◆ **УКАЗАНИЕ 1**: Покажите каждую строку записей, в которой встречается слово «axis». Регистр букв учитывается.
**** ИСХОДНЫЙ ТЕКСТ ****
ПО БАНАНОВЫМ РЕСПУБЛИКАМ  БЕЗ ОХРАНЫ
МАНАГУА
     Утром Ханс-Йорг опять ушел помогать сельскому кооперативу, Эрлинда захлопотала по хозяйству, а мы отправились дальше по своим консульским делам. Дорога шла по холмистому берегу озера и, в конце концов, должна была вывести нас к Манагуа. Так и случилось. Мы оставили справа столичный город-спутник Сьюдад Сандино и въехали в бесконечные пригороды Манагуа. Нам нужно было по бульвару Хуана Пабло II (не знаю, кстати, ни одной столицы в Центральной Америке, где бы не было бульвара имени этого понтифика) проехать до дороги на Масайю, а там до района Лас Колинас, приютившего на своих холмах немало посольств, в том числе и наше, родное. 
     Что сразу бросается в глаза по приезде в столицу Никарагуа, так это присутствие на каждой остановке общественного транспорта читающих, в ожидании нужного автобуса, людей. Причем читают они именно книги, а не утреннюю газету, как в других странах региона. Смешно, конечно, гордиться, но мне показалось, что эту привычку читать  что-то посерьезнее, чем набор горячих, но недожаренных новостей, им привили наши учителя в российских учебных заведениях и специалисты, работавшие здесь в течение восьмидесятых. Так что не только автоматы и воробьев оставили мы братскому народу на память о себе!
**** ПРИВЕДЁННЫЕ ЗАПИСИ ****
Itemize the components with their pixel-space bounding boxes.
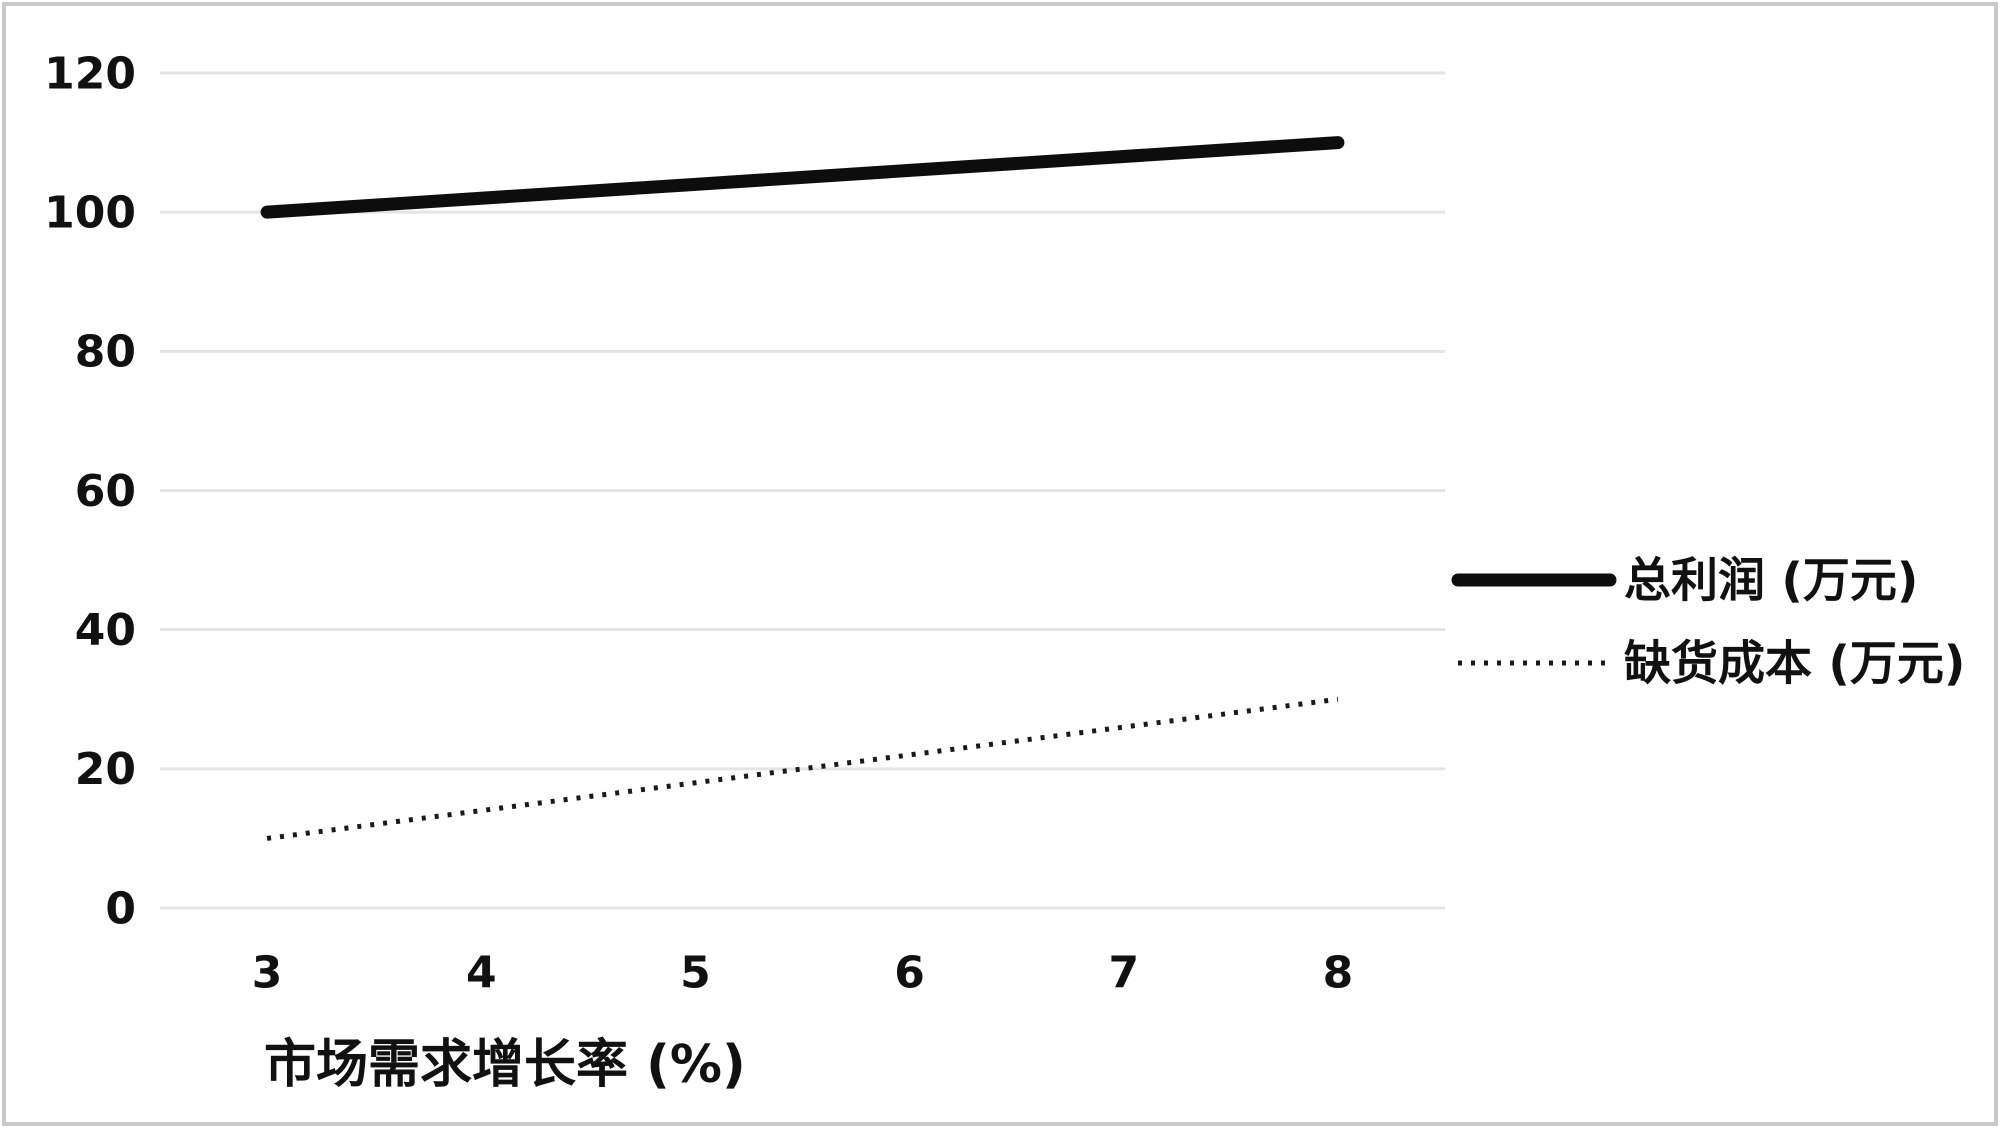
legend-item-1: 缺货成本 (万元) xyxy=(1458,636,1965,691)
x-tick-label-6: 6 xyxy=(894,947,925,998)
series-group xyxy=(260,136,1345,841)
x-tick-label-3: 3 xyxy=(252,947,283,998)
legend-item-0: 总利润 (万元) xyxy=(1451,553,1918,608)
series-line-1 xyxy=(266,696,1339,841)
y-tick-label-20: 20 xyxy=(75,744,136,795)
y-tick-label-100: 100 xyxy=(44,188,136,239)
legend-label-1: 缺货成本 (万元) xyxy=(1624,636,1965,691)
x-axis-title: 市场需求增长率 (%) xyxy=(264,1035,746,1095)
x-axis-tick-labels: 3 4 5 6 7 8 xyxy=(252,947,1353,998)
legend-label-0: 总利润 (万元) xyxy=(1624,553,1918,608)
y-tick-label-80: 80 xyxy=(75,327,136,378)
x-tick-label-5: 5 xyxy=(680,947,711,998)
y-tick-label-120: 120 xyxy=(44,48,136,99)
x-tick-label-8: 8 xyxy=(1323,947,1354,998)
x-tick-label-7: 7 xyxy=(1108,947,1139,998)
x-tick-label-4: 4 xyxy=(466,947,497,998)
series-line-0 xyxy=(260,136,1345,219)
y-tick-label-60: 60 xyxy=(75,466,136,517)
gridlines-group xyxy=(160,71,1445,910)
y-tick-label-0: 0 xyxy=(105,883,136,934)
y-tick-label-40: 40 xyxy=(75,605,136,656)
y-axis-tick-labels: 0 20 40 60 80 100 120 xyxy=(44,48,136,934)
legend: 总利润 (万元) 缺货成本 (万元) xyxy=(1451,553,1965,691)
****
**** ПРИВЕДЁННЫЕ ЗАПИСИ ****
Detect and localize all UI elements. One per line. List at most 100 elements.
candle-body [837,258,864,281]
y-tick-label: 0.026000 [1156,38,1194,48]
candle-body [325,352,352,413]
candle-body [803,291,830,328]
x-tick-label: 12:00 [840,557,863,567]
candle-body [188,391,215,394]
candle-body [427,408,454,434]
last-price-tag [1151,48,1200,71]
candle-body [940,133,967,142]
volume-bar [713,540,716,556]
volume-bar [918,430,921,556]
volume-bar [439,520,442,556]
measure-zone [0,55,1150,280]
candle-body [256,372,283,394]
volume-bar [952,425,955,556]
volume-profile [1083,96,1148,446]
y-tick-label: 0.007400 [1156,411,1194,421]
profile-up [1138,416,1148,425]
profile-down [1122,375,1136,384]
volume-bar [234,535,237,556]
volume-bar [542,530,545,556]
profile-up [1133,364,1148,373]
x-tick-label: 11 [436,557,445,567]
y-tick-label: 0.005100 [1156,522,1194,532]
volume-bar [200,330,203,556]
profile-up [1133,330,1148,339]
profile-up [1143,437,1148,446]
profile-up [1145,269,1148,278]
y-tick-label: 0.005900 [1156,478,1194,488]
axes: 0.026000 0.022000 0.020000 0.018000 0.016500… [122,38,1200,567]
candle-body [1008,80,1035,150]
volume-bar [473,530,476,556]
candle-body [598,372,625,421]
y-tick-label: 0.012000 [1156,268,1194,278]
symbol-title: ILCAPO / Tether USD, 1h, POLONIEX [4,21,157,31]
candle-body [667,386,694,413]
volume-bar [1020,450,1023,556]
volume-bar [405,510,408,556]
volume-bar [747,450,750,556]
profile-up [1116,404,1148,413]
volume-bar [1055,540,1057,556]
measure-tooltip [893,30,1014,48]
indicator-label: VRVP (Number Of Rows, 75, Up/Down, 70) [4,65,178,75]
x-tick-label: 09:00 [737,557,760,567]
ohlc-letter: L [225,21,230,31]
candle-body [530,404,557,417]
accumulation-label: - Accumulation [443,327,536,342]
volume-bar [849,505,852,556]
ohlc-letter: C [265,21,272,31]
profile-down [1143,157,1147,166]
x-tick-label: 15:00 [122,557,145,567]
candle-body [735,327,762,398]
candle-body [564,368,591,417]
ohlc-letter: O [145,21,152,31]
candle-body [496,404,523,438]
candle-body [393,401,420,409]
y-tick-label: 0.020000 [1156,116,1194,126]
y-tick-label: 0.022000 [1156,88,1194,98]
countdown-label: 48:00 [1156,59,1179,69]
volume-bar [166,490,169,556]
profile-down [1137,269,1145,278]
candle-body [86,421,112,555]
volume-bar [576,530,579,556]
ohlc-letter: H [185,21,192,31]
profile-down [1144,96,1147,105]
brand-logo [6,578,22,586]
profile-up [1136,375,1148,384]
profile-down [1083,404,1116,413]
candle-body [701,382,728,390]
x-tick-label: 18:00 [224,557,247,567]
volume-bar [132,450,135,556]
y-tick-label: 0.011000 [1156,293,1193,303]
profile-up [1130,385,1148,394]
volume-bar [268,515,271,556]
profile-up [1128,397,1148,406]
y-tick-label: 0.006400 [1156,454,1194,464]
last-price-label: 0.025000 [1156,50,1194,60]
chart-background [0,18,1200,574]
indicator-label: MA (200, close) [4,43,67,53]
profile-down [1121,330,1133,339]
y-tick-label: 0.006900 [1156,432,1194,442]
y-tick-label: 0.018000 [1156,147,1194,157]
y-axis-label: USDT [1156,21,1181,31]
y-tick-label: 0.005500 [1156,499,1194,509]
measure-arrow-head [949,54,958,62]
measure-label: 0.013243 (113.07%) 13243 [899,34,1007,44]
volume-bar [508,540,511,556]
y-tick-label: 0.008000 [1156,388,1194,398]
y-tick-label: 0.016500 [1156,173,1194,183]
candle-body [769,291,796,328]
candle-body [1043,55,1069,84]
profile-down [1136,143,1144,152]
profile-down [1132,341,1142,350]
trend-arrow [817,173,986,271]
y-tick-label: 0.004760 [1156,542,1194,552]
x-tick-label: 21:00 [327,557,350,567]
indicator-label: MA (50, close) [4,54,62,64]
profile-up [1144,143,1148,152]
****
◆ **УКАЗАНИЕ 2**: Как в тексте о приезде в Манагуа объясняется то, что люди на остановках читают книги? Ответьте в одном–трех предложениях.

◆ **ИТОГ ЗАДАНИЯ 1**:
x-axis-title: 市场需求增长率 (%) xyxy=(264,1035,746,1095)
x-axis-tick-labels: 3 4 5 6 7 8 xyxy=(252,947,1353,998)
y-axis-tick-labels: 0 20 40 60 80 100 120 xyxy=(44,48,136,934)
y-axis-label: USDT [1156,21,1181,31]

◆ **ИТОГ ЗАДАНИЯ 2**: Рассказчику показалось, что привычку читать книги, а не утренние газеты, жителям Никарагуа привили наши учителя в российских учебных заведениях. Ту же роль сыграли специалисты, работавшие там в течение восьмидесятых.